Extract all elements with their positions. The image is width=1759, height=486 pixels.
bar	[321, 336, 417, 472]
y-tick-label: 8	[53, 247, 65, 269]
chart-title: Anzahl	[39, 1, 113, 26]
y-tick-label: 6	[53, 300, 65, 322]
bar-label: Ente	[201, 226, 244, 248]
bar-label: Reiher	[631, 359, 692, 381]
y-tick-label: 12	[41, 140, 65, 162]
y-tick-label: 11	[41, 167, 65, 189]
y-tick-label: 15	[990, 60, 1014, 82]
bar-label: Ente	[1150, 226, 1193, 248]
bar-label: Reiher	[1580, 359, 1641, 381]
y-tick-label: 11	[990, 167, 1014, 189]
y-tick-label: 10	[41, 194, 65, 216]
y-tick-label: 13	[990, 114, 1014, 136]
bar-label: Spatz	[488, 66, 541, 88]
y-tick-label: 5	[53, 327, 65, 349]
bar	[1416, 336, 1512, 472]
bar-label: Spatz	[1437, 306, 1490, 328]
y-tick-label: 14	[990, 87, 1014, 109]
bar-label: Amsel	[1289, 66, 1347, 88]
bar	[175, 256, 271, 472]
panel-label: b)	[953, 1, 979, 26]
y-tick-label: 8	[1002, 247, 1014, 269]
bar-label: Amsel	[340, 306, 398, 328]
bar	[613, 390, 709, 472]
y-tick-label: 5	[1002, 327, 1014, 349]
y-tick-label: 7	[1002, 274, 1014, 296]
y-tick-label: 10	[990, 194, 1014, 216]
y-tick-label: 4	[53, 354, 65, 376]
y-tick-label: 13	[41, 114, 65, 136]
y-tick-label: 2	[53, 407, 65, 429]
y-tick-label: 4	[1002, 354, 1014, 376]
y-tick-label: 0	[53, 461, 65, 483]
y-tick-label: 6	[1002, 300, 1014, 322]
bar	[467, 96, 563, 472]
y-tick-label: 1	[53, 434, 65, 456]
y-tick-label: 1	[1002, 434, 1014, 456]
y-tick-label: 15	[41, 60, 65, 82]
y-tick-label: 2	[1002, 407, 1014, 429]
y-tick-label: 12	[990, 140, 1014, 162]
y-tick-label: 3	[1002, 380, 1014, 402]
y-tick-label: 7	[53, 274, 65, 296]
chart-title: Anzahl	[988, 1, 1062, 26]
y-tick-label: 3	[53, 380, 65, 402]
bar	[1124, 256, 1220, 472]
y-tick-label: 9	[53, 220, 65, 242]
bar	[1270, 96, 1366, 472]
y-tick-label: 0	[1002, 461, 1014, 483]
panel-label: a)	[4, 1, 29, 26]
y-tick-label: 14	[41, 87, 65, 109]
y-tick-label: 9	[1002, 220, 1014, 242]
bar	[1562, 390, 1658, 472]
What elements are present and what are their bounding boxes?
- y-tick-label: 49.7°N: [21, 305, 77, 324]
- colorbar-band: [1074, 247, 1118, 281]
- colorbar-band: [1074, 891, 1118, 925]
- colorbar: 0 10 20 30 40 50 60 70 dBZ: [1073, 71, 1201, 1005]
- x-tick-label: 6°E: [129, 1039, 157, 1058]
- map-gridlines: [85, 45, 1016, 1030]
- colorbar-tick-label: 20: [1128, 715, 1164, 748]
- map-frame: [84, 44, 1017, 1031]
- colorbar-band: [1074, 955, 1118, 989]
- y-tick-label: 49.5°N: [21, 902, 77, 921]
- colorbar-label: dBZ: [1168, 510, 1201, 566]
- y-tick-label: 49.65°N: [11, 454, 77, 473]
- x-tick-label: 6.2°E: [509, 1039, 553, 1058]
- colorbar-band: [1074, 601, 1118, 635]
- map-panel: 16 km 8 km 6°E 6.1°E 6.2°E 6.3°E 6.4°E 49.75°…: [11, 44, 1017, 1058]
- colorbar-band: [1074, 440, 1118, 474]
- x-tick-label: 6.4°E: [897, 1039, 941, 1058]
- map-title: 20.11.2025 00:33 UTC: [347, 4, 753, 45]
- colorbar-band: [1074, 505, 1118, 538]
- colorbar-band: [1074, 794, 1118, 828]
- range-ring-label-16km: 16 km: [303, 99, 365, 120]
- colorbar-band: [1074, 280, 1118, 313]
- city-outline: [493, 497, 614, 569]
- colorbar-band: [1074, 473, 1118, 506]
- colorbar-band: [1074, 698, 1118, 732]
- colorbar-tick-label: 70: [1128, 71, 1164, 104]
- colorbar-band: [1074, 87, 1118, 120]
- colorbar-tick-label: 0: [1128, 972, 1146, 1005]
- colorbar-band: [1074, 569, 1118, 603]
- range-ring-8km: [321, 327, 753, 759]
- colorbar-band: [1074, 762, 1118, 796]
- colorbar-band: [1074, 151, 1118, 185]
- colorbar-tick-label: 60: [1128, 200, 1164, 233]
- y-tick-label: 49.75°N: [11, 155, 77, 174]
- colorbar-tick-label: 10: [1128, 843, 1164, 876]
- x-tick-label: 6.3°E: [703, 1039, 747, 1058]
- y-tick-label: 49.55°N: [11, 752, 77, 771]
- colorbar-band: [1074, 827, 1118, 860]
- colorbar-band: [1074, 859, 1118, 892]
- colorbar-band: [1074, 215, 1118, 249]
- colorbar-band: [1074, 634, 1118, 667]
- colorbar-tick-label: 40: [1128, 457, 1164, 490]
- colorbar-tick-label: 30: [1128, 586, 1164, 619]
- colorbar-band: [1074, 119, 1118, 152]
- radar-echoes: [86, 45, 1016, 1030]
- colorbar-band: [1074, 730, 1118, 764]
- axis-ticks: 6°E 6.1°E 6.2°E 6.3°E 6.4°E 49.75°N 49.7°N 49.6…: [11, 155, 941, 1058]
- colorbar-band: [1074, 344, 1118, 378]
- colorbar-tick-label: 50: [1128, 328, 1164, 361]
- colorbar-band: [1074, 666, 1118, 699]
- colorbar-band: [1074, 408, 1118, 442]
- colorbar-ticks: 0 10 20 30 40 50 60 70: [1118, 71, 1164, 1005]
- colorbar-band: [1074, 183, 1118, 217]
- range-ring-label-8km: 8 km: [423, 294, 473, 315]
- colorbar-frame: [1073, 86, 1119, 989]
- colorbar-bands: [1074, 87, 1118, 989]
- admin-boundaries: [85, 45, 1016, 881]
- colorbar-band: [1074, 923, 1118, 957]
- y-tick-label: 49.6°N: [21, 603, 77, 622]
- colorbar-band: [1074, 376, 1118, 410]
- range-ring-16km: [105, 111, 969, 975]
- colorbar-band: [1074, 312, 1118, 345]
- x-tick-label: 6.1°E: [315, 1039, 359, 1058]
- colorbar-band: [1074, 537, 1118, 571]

=-=-=-=-=

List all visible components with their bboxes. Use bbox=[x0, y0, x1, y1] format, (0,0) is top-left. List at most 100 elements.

=-=-=-=-=

- [PROBLEM DESCRIPTION] Reproduce the entries from the line with "What elements are" up to and including the line with "- x-tick-label: 6.4°E: [897, 1039, 941, 1058]" with no changes.

- [FULL RESPONSE]
What elements are present and what are their bounding boxes?
- y-tick-label: 49.7°N: [21, 305, 77, 324]
- colorbar-band: [1074, 247, 1118, 281]
- colorbar-band: [1074, 891, 1118, 925]
- colorbar: 0 10 20 30 40 50 60 70 dBZ: [1073, 71, 1201, 1005]
- x-tick-label: 6°E: [129, 1039, 157, 1058]
- map-gridlines: [85, 45, 1016, 1030]
- colorbar-tick-label: 20: [1128, 715, 1164, 748]
- map-frame: [84, 44, 1017, 1031]
- colorbar-band: [1074, 955, 1118, 989]
- y-tick-label: 49.5°N: [21, 902, 77, 921]
- colorbar-label: dBZ: [1168, 510, 1201, 566]
- y-tick-label: 49.65°N: [11, 454, 77, 473]
- x-tick-label: 6.2°E: [509, 1039, 553, 1058]
- colorbar-band: [1074, 601, 1118, 635]
- map-panel: 16 km 8 km 6°E 6.1°E 6.2°E 6.3°E 6.4°E 49.75°…: [11, 44, 1017, 1058]
- colorbar-band: [1074, 440, 1118, 474]
- x-tick-label: 6.4°E: [897, 1039, 941, 1058]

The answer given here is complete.